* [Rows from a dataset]
** Start **

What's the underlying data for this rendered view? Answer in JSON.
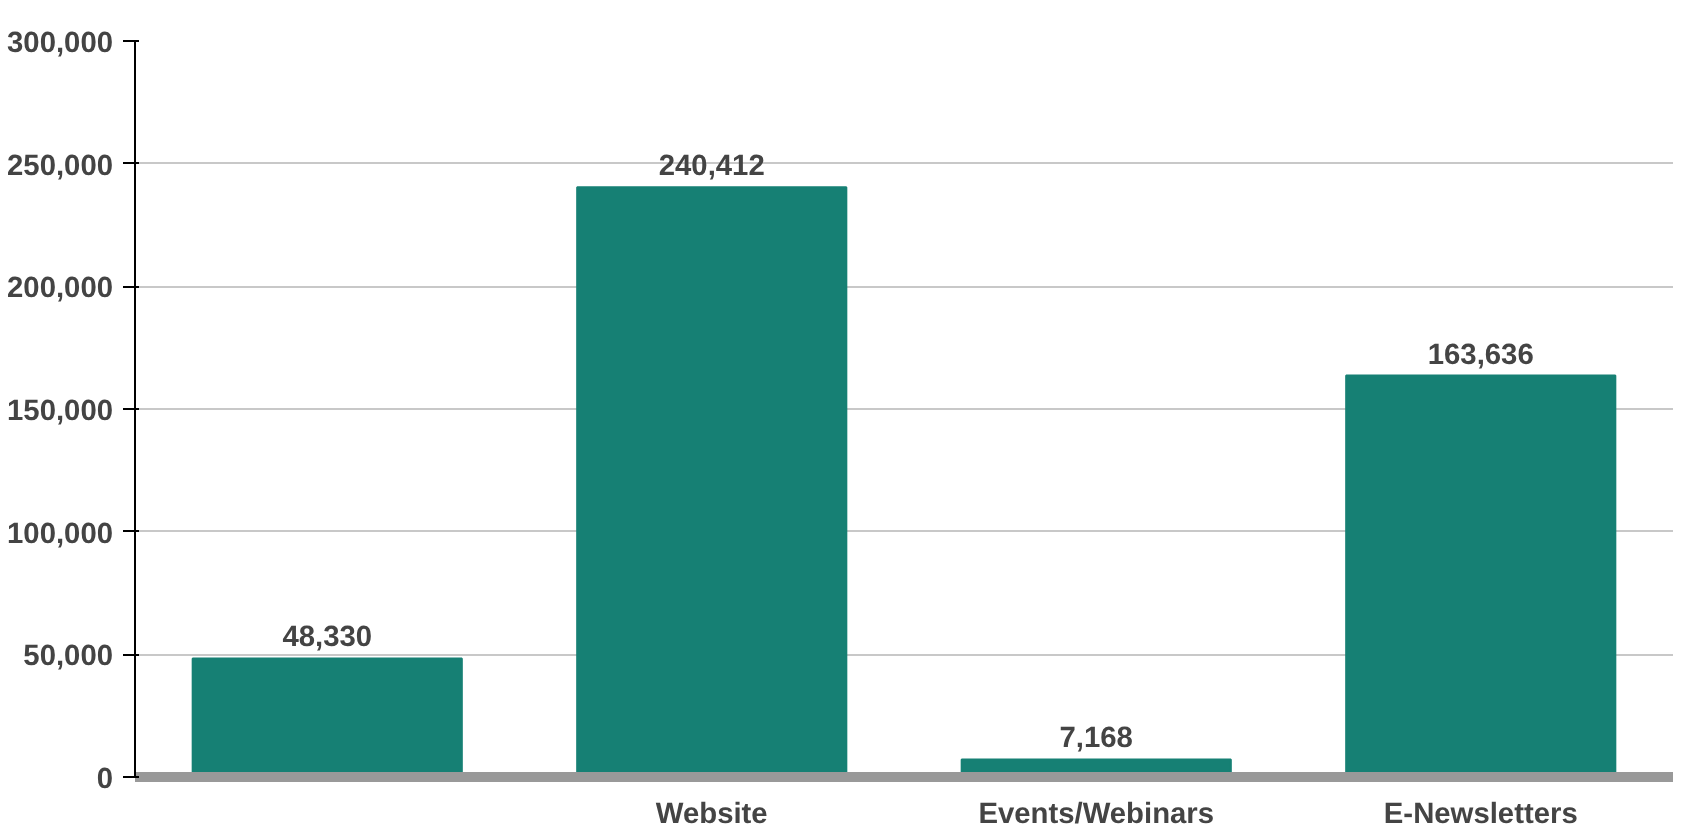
{
  "chart_data": {
    "type": "bar",
    "categories": [
      null,
      "Website",
      "Events/Webinars",
      "E-Newsletters"
    ],
    "values": [
      48330,
      240412,
      7168,
      163636
    ],
    "color": "#168074",
    "ylim": [
      0,
      300000
    ],
    "yticks": [
      {
        "value": 0,
        "label": "0"
      },
      {
        "value": 50000,
        "label": "50,000"
      },
      {
        "value": 100000,
        "label": "100,000"
      },
      {
        "value": 150000,
        "label": "150,000"
      },
      {
        "value": 200000,
        "label": "200,000"
      },
      {
        "value": 250000,
        "label": "250,000"
      },
      {
        "value": 300000,
        "label": "300,000"
      }
    ],
    "value_labels": [
      "48,330",
      "240,412",
      "7,168",
      "163,636"
    ],
    "grid": "y"
  }
}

** End **

* [Written problem] Repeat all of the entries word for word, but omit the pictures.

* [Worked answer]
What's the underlying data for this rendered view? Answer in JSON.
{
  "chart_data": {
    "type": "bar",
    "categories": [
      null,
      "Website",
      "Events/Webinars",
      "E-Newsletters"
    ],
    "values": [
      48330,
      240412,
      7168,
      163636
    ],
    "color": "#168074",
    "ylim": [
      0,
      300000
    ],
    "yticks": [
      {
        "value": 0,
        "label": "0"
      },
      {
        "value": 50000,
        "label": "50,000"
      },
      {
        "value": 100000,
        "label": "100,000"
      },
      {
        "value": 150000,
        "label": "150,000"
      },
      {
        "value": 200000,
        "label": "200,000"
      },
      {
        "value": 250000,
        "label": "250,000"
      },
      {
        "value": 300000,
        "label": "300,000"
      }
    ],
    "value_labels": [
      "48,330",
      "240,412",
      "7,168",
      "163,636"
    ],
    "grid": "y"
  }
}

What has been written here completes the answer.